What to do » In the listing below, find every line containing "this" and copy it out.

### Data shown

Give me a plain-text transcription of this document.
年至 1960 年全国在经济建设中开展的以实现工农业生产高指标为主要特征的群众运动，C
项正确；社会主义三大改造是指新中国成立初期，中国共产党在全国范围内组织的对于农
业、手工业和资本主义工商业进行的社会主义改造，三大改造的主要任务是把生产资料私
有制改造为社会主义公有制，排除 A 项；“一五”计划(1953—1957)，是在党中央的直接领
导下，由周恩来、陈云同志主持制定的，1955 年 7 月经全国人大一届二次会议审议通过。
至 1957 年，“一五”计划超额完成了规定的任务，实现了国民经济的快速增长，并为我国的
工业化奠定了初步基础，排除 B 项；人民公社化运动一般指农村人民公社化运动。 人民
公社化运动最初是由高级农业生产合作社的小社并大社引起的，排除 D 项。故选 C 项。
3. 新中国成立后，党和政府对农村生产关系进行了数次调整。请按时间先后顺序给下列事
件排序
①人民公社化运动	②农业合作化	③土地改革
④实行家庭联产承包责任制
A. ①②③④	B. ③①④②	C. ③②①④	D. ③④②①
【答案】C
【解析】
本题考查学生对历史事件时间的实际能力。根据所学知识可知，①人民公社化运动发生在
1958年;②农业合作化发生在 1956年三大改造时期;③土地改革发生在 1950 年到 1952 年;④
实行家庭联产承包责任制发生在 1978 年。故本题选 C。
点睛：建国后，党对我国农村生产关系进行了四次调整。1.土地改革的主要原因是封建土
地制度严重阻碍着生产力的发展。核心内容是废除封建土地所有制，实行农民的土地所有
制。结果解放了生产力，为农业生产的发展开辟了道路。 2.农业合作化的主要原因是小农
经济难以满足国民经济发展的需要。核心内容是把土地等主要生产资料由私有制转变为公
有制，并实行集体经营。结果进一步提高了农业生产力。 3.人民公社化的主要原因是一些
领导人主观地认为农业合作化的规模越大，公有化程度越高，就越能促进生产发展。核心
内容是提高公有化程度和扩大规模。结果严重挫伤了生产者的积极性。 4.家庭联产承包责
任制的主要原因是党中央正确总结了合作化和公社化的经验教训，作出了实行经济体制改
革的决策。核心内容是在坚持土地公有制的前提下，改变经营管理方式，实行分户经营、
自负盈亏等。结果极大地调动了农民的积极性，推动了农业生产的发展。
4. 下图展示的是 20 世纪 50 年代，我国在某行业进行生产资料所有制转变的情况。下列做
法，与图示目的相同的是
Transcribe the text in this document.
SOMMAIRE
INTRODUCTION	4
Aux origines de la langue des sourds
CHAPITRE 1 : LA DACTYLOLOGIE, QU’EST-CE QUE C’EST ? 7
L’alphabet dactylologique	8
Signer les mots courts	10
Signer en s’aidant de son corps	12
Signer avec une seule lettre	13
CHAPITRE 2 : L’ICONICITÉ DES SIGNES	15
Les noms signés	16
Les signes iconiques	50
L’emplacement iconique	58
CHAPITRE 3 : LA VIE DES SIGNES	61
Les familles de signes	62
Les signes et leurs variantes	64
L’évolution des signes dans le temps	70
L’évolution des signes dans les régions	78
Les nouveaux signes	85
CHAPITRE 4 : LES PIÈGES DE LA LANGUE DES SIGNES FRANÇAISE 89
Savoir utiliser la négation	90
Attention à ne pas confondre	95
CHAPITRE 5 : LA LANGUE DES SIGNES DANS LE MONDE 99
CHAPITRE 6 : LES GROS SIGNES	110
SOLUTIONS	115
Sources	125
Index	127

######

Result »
Give me a plain-text transcription of this document.
Transcribe the text in this document.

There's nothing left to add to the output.